YOUR INSTRUCTIONS: Quote all of the entries word for word.

— start MATERIAL —

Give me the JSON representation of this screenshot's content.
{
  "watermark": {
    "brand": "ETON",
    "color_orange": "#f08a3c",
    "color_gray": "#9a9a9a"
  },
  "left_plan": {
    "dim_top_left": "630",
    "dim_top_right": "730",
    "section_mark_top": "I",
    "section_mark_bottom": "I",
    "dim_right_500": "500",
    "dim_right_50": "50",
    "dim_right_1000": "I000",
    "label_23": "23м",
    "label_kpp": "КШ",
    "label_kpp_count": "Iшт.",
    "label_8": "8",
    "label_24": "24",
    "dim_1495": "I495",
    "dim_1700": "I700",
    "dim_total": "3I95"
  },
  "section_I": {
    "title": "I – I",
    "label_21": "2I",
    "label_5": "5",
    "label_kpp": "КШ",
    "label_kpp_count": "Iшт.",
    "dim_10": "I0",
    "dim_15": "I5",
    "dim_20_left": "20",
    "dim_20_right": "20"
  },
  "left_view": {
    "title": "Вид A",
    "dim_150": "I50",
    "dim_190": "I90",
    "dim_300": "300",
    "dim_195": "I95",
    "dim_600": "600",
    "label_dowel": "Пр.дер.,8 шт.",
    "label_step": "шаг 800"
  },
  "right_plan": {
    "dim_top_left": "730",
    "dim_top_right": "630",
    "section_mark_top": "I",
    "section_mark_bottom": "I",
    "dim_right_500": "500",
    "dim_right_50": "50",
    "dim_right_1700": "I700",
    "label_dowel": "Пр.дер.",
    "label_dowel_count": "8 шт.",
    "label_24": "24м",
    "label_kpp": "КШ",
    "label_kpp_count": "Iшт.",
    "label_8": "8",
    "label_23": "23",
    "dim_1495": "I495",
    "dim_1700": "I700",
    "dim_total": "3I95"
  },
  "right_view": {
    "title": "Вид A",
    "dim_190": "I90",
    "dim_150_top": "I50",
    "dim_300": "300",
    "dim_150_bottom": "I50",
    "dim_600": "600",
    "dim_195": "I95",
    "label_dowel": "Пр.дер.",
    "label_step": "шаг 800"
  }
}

— end MATERIAL —

EXERCISE RESULT:
Give me the JSON representation of this screenshot's content.
{
  "watermark": {
    "brand": "ETON",
    "color_orange": "#f08a3c",
    "color_gray": "#9a9a9a"
  },
  "left_plan": {
    "dim_top_left": "630",
    "dim_top_right": "730",
    "section_mark_top": "I",
    "section_mark_bottom": "I",
    "dim_right_500": "500",
    "dim_right_50": "50",
    "dim_right_1000": "I000",
    "label_23": "23м",
    "label_kpp": "КШ",
    "label_kpp_count": "Iшт.",
    "label_8": "8",
    "label_24": "24",
    "dim_1495": "I495",
    "dim_1700": "I700",
    "dim_total": "3I95"
  },
  "section_I": {
    "title": "I – I",
    "label_21": "2I",
    "label_5": "5",
    "label_kpp": "КШ",
    "label_kpp_count": "Iшт.",
    "dim_10": "I0",
    "dim_15": "I5",
    "dim_20_left": "20",
    "dim_20_right": "20"
  },
  "left_view": {
    "title": "Вид A",
    "dim_150": "I50",
    "dim_190": "I90",
    "dim_300": "300",
    "dim_195": "I95",
    "dim_600": "600",
    "label_dowel": "Пр.дер.,8 шт.",
    "label_step": "шаг 800"
  },
  "right_plan": {
    "dim_top_left": "730",
    "dim_top_right": "630",
    "section_mark_top": "I",
    "section_mark_bottom": "I",
    "dim_right_500": "500",
    "dim_right_50": "50",
    "dim_right_1700": "I700",
    "label_dowel": "Пр.дер.",
    "label_dowel_count": "8 шт.",
    "label_24": "24м",
    "label_kpp": "КШ",
    "label_kpp_count": "Iшт.",
    "label_8": "8",
    "label_23": "23",
    "dim_1495": "I495",
    "dim_1700": "I700",
    "dim_total": "3I95"
  },
  "right_view": {
    "title": "Вид A",
    "dim_190": "I90",
    "dim_150_top": "I50",
    "dim_300": "300",
    "dim_150_bottom": "I50",
    "dim_600": "600",
    "dim_195": "I95",
    "label_dowel": "Пр.дер.",
    "label_step": "шаг 800"
  }
}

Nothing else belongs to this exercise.